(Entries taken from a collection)
============

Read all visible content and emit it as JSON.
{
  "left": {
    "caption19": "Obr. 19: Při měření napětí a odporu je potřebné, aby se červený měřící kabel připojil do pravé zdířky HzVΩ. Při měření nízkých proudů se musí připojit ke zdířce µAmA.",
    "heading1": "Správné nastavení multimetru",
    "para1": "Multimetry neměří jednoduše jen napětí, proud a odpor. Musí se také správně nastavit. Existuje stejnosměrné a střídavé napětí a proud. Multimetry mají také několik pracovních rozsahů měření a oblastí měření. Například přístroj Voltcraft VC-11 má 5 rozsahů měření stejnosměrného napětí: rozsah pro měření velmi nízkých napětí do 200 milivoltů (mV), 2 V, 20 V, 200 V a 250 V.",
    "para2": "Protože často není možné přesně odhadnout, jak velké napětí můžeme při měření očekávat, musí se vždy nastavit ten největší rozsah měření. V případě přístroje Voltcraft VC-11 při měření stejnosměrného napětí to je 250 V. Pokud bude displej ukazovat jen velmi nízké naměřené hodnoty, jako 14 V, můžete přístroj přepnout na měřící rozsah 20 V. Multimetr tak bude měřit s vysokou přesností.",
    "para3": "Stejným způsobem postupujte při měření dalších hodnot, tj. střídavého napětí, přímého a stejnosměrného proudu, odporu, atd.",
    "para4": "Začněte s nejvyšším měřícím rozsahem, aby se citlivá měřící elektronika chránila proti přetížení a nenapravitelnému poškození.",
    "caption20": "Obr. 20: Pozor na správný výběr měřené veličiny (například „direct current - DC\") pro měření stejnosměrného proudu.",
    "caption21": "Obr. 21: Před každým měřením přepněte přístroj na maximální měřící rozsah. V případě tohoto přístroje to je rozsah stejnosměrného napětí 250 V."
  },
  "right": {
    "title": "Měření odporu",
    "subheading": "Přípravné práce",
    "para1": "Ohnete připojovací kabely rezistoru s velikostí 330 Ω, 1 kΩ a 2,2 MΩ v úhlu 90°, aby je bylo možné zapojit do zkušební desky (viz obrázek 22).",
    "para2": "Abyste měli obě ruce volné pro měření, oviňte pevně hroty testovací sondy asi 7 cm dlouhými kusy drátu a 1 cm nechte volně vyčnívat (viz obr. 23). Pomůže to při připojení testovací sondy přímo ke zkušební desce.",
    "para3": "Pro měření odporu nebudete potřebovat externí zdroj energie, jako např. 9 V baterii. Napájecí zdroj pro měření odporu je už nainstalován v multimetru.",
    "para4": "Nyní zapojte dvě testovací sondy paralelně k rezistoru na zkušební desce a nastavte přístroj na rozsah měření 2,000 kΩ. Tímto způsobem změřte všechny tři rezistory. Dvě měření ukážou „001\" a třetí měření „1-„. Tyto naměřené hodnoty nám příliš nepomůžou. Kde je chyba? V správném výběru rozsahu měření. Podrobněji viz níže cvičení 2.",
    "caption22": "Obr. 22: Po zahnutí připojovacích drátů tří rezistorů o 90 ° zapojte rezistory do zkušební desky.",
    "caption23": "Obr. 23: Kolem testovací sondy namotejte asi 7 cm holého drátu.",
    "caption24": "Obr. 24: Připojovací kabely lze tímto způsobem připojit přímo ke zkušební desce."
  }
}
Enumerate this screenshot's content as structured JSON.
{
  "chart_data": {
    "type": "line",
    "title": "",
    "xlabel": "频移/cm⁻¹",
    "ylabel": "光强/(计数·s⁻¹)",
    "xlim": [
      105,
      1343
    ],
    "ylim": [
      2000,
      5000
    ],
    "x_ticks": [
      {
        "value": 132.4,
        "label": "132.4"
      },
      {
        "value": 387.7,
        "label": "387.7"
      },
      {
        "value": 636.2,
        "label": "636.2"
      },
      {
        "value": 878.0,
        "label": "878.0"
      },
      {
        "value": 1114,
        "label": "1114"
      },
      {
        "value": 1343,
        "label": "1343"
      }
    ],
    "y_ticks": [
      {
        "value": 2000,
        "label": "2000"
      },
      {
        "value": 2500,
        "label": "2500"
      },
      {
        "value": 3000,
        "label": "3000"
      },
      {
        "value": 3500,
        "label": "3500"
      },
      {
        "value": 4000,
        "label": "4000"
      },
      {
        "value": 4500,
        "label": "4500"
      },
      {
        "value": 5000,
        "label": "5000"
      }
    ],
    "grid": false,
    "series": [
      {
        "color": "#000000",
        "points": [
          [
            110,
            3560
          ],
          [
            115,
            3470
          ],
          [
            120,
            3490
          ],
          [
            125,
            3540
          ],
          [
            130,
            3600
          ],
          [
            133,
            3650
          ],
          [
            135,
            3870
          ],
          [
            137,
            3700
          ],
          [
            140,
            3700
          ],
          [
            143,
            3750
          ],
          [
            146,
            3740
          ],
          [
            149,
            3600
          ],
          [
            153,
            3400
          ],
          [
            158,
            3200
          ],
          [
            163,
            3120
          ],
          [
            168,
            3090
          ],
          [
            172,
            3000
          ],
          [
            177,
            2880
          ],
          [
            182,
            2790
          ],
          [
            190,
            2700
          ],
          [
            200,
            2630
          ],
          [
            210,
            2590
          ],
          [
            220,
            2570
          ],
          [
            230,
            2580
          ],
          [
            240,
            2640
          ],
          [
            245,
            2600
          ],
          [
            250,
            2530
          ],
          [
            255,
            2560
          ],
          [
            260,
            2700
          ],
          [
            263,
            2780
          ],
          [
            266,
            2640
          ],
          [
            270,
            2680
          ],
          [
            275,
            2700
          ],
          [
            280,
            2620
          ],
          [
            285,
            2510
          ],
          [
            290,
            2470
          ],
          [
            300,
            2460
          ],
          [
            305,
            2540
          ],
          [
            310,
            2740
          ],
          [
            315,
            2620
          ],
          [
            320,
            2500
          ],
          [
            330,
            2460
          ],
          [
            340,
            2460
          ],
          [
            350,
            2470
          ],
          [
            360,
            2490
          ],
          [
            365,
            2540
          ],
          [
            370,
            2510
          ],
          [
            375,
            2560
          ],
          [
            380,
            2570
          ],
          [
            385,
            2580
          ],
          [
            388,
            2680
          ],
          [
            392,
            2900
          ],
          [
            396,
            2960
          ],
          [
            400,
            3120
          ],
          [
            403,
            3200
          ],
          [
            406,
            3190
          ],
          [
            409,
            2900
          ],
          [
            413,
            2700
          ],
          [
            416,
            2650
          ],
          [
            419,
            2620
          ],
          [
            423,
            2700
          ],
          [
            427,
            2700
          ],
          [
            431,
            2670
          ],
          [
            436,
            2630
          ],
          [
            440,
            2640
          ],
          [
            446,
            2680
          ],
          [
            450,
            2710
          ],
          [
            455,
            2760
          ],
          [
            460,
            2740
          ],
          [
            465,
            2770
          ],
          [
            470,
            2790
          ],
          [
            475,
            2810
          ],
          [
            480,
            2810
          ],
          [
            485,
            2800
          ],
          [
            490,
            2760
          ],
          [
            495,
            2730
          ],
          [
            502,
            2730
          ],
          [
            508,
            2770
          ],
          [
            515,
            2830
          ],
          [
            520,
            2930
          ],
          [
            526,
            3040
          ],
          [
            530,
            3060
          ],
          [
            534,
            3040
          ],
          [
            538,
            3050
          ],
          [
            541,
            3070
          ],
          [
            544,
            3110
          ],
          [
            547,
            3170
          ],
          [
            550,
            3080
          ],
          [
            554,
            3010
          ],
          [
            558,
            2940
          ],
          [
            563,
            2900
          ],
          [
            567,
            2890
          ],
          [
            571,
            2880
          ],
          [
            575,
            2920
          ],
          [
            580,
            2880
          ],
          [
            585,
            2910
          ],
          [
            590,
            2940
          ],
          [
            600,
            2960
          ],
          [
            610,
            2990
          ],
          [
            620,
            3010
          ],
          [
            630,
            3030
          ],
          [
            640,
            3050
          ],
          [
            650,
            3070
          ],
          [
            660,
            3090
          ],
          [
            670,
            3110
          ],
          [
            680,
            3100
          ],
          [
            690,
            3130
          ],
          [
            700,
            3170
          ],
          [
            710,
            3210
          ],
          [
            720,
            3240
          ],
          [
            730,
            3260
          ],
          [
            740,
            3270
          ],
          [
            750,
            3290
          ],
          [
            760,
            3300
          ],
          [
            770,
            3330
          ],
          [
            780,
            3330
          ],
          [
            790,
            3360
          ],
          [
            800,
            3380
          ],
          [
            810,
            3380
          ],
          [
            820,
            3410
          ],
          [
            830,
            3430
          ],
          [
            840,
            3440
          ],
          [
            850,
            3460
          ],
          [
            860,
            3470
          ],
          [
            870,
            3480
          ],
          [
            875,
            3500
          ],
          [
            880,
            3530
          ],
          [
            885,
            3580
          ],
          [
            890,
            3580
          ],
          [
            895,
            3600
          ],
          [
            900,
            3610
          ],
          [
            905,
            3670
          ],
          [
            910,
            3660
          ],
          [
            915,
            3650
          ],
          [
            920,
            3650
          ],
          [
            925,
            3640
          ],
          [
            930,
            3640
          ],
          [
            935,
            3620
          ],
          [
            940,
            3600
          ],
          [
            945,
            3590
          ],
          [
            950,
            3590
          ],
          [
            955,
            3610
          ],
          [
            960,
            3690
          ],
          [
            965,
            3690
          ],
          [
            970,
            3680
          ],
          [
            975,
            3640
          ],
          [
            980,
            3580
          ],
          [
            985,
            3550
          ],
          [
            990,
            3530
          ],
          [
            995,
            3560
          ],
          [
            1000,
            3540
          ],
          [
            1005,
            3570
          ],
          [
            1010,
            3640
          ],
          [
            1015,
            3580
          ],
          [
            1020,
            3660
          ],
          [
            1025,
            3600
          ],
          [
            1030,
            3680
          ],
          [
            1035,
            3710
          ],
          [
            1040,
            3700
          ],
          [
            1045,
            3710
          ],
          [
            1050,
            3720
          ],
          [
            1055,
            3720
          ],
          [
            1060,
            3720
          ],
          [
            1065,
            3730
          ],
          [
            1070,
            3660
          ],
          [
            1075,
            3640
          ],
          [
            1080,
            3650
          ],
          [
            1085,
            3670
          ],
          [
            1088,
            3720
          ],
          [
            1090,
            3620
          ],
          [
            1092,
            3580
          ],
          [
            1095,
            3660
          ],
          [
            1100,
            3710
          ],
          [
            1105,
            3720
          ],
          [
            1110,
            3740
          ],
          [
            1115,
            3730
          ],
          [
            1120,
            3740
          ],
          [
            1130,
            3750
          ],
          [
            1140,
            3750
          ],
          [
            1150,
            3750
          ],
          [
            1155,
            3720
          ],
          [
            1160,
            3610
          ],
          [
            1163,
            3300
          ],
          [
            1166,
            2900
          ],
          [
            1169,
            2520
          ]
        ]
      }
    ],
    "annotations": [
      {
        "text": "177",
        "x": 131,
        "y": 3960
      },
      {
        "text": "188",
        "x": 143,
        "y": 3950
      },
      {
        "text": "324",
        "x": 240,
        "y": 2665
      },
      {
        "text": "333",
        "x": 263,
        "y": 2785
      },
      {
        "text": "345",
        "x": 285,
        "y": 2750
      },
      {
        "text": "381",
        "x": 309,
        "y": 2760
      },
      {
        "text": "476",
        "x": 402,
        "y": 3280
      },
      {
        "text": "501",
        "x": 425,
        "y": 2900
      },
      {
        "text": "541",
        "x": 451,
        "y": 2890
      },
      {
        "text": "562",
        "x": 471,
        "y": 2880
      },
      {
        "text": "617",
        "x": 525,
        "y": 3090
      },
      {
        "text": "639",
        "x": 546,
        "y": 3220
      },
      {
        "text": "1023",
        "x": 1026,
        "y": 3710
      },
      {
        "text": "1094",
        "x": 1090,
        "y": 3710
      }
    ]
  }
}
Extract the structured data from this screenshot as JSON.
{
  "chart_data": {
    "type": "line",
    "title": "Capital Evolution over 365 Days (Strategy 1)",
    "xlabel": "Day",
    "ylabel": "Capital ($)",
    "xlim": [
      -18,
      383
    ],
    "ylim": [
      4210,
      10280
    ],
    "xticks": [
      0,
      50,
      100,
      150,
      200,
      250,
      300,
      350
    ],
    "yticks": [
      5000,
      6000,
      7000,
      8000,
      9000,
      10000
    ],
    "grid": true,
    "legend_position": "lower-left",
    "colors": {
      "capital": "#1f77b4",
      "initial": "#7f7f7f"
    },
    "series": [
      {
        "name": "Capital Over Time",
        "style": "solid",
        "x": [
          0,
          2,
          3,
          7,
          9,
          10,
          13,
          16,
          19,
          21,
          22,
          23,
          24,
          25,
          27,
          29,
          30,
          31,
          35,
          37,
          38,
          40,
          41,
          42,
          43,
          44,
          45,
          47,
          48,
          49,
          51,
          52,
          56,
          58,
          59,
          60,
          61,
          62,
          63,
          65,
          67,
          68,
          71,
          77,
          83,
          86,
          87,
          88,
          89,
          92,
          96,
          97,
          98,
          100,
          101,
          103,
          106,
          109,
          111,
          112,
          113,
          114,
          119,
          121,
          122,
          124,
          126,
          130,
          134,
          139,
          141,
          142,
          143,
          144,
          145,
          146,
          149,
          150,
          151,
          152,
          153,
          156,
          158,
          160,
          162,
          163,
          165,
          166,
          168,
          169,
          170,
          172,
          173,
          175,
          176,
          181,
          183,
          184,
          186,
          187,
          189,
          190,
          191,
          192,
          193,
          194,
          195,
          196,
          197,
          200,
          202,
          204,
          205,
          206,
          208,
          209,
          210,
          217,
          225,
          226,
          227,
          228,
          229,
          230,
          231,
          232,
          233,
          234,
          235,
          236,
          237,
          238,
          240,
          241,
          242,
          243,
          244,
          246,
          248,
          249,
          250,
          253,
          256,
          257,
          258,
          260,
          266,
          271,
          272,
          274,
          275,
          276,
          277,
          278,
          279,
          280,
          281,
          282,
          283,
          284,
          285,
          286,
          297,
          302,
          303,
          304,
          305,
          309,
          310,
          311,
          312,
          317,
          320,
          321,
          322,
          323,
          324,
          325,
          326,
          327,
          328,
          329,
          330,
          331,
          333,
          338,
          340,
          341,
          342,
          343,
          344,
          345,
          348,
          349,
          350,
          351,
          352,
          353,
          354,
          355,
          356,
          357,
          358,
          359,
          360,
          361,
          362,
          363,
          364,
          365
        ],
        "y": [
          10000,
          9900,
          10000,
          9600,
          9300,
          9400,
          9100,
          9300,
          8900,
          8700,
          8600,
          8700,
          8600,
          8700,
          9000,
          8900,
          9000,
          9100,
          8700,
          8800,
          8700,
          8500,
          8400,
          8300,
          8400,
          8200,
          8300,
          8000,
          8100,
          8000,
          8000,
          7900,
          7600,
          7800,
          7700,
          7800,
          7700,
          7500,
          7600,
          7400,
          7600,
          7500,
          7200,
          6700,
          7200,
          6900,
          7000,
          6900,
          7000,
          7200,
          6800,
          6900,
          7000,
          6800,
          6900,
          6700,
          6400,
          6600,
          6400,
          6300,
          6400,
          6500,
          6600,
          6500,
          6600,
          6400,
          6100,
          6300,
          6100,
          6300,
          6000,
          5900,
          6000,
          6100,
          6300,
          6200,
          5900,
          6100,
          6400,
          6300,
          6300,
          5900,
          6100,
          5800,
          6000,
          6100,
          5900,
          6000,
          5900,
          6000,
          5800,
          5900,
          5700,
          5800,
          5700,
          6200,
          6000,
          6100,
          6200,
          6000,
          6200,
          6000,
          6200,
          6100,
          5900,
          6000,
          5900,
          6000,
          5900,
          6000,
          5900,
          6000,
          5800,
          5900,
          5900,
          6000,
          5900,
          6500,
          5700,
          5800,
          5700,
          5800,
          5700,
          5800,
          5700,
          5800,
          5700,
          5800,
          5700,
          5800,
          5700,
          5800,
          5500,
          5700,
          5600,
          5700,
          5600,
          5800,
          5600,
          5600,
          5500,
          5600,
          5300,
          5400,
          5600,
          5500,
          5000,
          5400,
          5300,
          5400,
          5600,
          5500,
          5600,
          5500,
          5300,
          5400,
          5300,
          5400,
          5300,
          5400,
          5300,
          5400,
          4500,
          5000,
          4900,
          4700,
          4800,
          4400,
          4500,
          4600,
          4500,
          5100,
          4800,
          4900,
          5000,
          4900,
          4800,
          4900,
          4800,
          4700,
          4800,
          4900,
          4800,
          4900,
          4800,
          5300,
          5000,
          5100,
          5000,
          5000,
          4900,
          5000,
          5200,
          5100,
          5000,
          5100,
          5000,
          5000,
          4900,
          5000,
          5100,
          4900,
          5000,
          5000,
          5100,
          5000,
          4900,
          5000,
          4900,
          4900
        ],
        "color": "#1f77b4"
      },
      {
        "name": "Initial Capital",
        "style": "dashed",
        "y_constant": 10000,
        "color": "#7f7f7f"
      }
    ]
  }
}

============

WHAT IS BEING ASKED: Pull out the lines above in which the word "napětí" appears.

RESPONSE FOR THIS EXERCISE:
    "caption19": "Obr. 19: Při měření napětí a odporu je potřebné, aby se červený měřící kabel připojil do pravé zdířky HzVΩ. Při měření nízkých proudů se musí připojit ke zdířce µAmA.",
    "para1": "Multimetry neměří jednoduše jen napětí, proud a odpor. Musí se také správně nastavit. Existuje stejnosměrné a střídavé napětí a proud. Multimetry mají také několik pracovních rozsahů měření a oblastí měření. Například přístroj Voltcraft VC-11 má 5 rozsahů měření stejnosměrného napětí: rozsah pro měření velmi nízkých napětí do 200 milivoltů (mV), 2 V, 20 V, 200 V a 250 V.",
    "para2": "Protože často není možné přesně odhadnout, jak velké napětí můžeme při měření očekávat, musí se vždy nastavit ten největší rozsah měření. V případě přístroje Voltcraft VC-11 při měření stejnosměrného napětí to je 250 V. Pokud bude displej ukazovat jen velmi nízké naměřené hodnoty, jako 14 V, můžete přístroj přepnout na měřící rozsah 20 V. Multimetr tak bude měřit s vysokou přesností.",
    "para3": "Stejným způsobem postupujte při měření dalších hodnot, tj. střídavého napětí, přímého a stejnosměrného proudu, odporu, atd.",
    "caption21": "Obr. 21: Před každým měřením přepněte přístroj na maximální měřící rozsah. V případě tohoto přístroje to je rozsah stejnosměrného napětí 250 V."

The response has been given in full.